→ Exercise details
Exactly reproduce all the records, keeping pictures out of the copy.

→ Material for this exercise
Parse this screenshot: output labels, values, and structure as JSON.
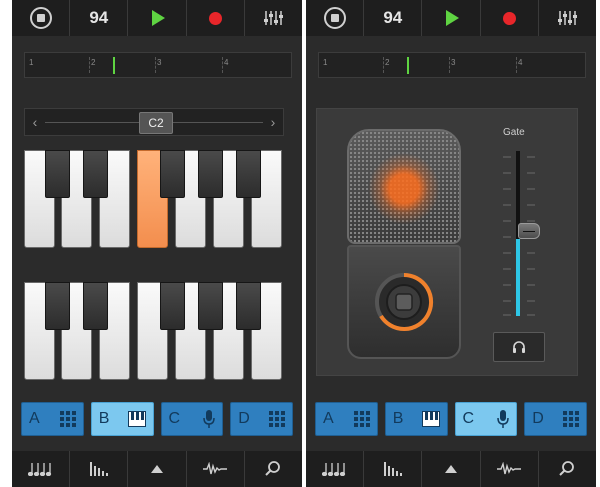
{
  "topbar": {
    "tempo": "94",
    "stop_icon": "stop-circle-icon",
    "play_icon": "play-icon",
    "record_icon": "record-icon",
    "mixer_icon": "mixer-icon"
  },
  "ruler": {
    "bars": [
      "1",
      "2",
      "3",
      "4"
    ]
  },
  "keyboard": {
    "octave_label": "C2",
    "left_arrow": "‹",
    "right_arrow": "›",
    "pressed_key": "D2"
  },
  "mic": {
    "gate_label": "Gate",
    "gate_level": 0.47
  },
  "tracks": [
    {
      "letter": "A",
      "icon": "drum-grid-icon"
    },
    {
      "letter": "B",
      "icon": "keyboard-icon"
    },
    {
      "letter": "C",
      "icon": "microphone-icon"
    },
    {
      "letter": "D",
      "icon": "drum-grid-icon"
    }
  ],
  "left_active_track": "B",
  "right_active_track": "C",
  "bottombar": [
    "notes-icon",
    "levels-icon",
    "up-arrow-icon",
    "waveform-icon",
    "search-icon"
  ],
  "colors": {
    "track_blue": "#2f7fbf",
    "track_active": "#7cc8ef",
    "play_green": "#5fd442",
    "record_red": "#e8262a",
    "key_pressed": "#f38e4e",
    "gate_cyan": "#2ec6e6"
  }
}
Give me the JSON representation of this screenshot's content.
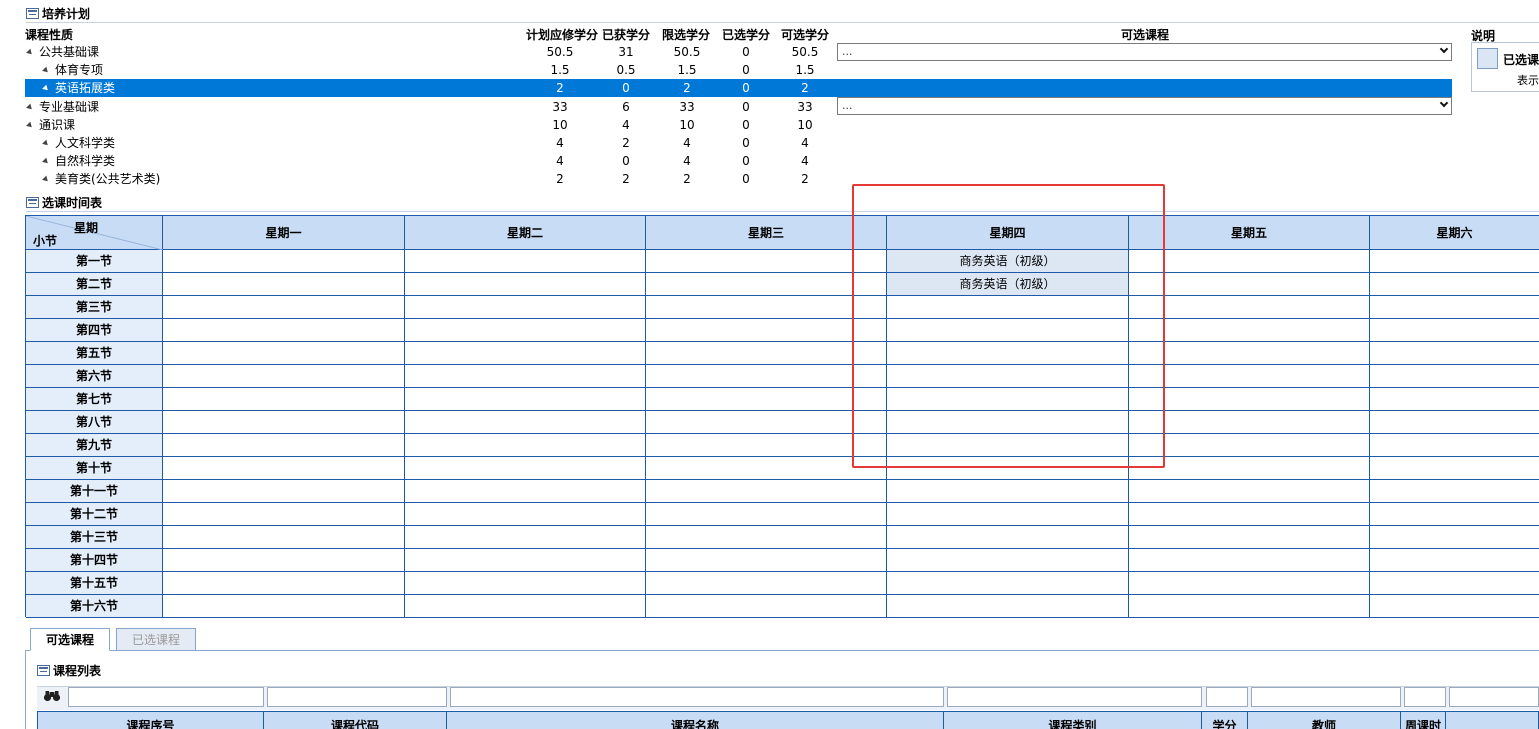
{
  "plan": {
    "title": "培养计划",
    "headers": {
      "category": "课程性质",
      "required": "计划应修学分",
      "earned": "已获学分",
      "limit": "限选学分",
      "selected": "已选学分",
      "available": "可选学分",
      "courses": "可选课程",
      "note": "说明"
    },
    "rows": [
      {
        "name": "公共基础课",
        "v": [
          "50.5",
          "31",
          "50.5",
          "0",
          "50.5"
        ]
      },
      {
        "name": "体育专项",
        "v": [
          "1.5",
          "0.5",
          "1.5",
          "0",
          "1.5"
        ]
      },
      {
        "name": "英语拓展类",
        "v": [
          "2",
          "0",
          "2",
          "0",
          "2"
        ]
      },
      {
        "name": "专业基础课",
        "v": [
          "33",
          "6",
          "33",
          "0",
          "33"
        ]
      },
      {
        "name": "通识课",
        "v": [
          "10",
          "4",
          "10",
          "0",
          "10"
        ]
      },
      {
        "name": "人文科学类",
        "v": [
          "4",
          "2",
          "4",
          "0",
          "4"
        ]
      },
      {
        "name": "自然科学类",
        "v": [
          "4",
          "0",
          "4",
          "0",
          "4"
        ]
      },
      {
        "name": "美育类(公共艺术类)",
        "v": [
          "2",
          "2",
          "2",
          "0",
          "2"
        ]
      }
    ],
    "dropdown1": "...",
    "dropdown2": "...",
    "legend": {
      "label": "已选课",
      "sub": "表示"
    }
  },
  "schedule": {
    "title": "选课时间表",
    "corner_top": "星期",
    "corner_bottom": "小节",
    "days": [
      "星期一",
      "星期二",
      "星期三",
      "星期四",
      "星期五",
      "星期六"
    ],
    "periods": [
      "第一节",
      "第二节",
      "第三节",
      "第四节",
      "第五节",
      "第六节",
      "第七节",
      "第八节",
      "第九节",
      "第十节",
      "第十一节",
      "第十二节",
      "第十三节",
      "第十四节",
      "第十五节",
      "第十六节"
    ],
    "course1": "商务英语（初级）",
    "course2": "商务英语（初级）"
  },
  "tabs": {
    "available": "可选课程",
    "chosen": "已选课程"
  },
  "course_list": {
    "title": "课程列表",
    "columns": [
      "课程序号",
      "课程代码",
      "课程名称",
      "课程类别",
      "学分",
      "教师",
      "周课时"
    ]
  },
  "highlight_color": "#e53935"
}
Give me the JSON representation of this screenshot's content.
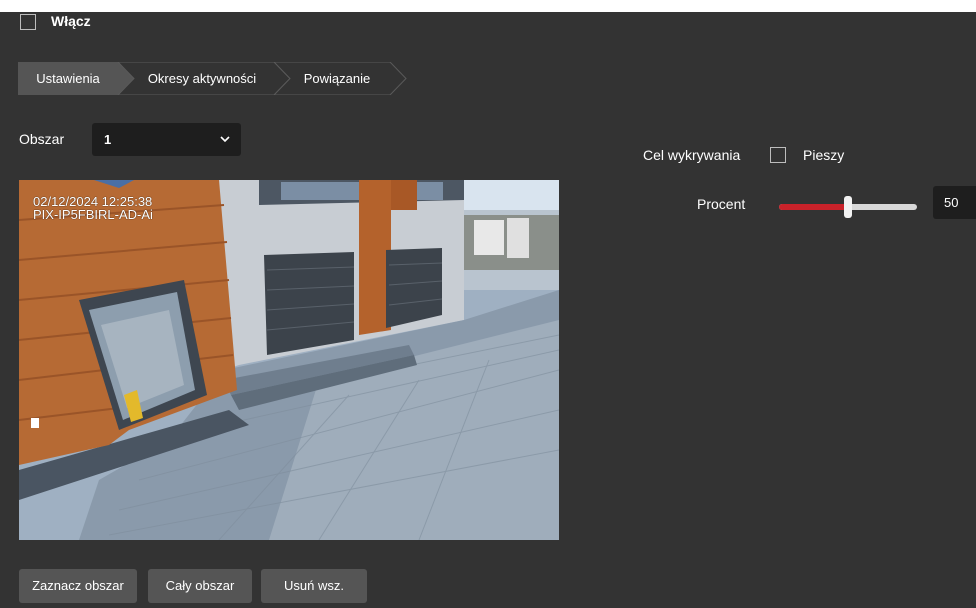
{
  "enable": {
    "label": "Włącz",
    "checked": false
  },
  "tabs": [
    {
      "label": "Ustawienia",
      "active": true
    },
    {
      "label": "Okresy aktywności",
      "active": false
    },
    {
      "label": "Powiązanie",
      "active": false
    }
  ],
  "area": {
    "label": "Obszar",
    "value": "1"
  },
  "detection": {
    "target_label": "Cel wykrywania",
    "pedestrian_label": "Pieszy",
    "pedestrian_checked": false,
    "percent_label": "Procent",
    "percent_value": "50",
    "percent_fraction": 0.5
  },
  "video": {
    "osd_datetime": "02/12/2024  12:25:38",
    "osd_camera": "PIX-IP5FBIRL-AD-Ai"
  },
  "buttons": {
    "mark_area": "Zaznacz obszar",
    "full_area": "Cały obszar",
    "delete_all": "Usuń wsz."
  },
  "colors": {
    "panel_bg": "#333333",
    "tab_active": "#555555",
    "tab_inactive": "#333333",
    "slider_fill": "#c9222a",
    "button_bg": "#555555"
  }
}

→ Exercise answer
Parse this screenshot: output labels, values, and structure as JSON.
{
  "topbar": {
    "tempo": "94",
    "stop_icon": "stop-circle-icon",
    "play_icon": "play-icon",
    "record_icon": "record-icon",
    "mixer_icon": "mixer-icon"
  },
  "ruler": {
    "bars": [
      "1",
      "2",
      "3",
      "4"
    ]
  },
  "keyboard": {
    "octave_label": "C2",
    "left_arrow": "‹",
    "right_arrow": "›",
    "pressed_key": "D2"
  },
  "mic": {
    "gate_label": "Gate",
    "gate_level": 0.47
  },
  "tracks": [
    {
      "letter": "A",
      "icon": "drum-grid-icon"
    },
    {
      "letter": "B",
      "icon": "keyboard-icon"
    },
    {
      "letter": "C",
      "icon": "microphone-icon"
    },
    {
      "letter": "D",
      "icon": "drum-grid-icon"
    }
  ],
  "left_active_track": "B",
  "right_active_track": "C",
  "bottombar": [
    "notes-icon",
    "levels-icon",
    "up-arrow-icon",
    "waveform-icon",
    "search-icon"
  ],
  "colors": {
    "track_blue": "#2f7fbf",
    "track_active": "#7cc8ef",
    "play_green": "#5fd442",
    "record_red": "#e8262a",
    "key_pressed": "#f38e4e",
    "gate_cyan": "#2ec6e6"
  }
}
Give me the JSON representation of this screenshot's content.
{
  "plan": {
    "title": "培养计划",
    "headers": {
      "category": "课程性质",
      "required": "计划应修学分",
      "earned": "已获学分",
      "limit": "限选学分",
      "selected": "已选学分",
      "available": "可选学分",
      "courses": "可选课程",
      "note": "说明"
    },
    "rows": [
      {
        "name": "公共基础课",
        "v": [
          "50.5",
          "31",
          "50.5",
          "0",
          "50.5"
        ]
      },
      {
        "name": "体育专项",
        "v": [
          "1.5",
          "0.5",
          "1.5",
          "0",
          "1.5"
        ]
      },
      {
        "name": "英语拓展类",
        "v": [
          "2",
          "0",
          "2",
          "0",
          "2"
        ]
      },
      {
        "name": "专业基础课",
        "v": [
          "33",
          "6",
          "33",
          "0",
          "33"
        ]
      },
      {
        "name": "通识课",
        "v": [
          "10",
          "4",
          "10",
          "0",
          "10"
        ]
      },
      {
        "name": "人文科学类",
        "v": [
          "4",
          "2",
          "4",
          "0",
          "4"
        ]
      },
      {
        "name": "自然科学类",
        "v": [
          "4",
          "0",
          "4",
          "0",
          "4"
        ]
      },
      {
        "name": "美育类(公共艺术类)",
        "v": [
          "2",
          "2",
          "2",
          "0",
          "2"
        ]
      }
    ],
    "dropdown1": "...",
    "dropdown2": "...",
    "legend": {
      "label": "已选课",
      "sub": "表示"
    }
  },
  "schedule": {
    "title": "选课时间表",
    "corner_top": "星期",
    "corner_bottom": "小节",
    "days": [
      "星期一",
      "星期二",
      "星期三",
      "星期四",
      "星期五",
      "星期六"
    ],
    "periods": [
      "第一节",
      "第二节",
      "第三节",
      "第四节",
      "第五节",
      "第六节",
      "第七节",
      "第八节",
      "第九节",
      "第十节",
      "第十一节",
      "第十二节",
      "第十三节",
      "第十四节",
      "第十五节",
      "第十六节"
    ],
    "course1": "商务英语（初级）",
    "course2": "商务英语（初级）"
  },
  "tabs": {
    "available": "可选课程",
    "chosen": "已选课程"
  },
  "course_list": {
    "title": "课程列表",
    "columns": [
      "课程序号",
      "课程代码",
      "课程名称",
      "课程类别",
      "学分",
      "教师",
      "周课时"
    ]
  },
  "highlight_color": "#e53935"
}
Give me the JSON representation of this screenshot's content.
{
  "enable": {
    "label": "Włącz",
    "checked": false
  },
  "tabs": [
    {
      "label": "Ustawienia",
      "active": true
    },
    {
      "label": "Okresy aktywności",
      "active": false
    },
    {
      "label": "Powiązanie",
      "active": false
    }
  ],
  "area": {
    "label": "Obszar",
    "value": "1"
  },
  "detection": {
    "target_label": "Cel wykrywania",
    "pedestrian_label": "Pieszy",
    "pedestrian_checked": false,
    "percent_label": "Procent",
    "percent_value": "50",
    "percent_fraction": 0.5
  },
  "video": {
    "osd_datetime": "02/12/2024  12:25:38",
    "osd_camera": "PIX-IP5FBIRL-AD-Ai"
  },
  "buttons": {
    "mark_area": "Zaznacz obszar",
    "full_area": "Cały obszar",
    "delete_all": "Usuń wsz."
  },
  "colors": {
    "panel_bg": "#333333",
    "tab_active": "#555555",
    "tab_inactive": "#333333",
    "slider_fill": "#c9222a",
    "button_bg": "#555555"
  }
}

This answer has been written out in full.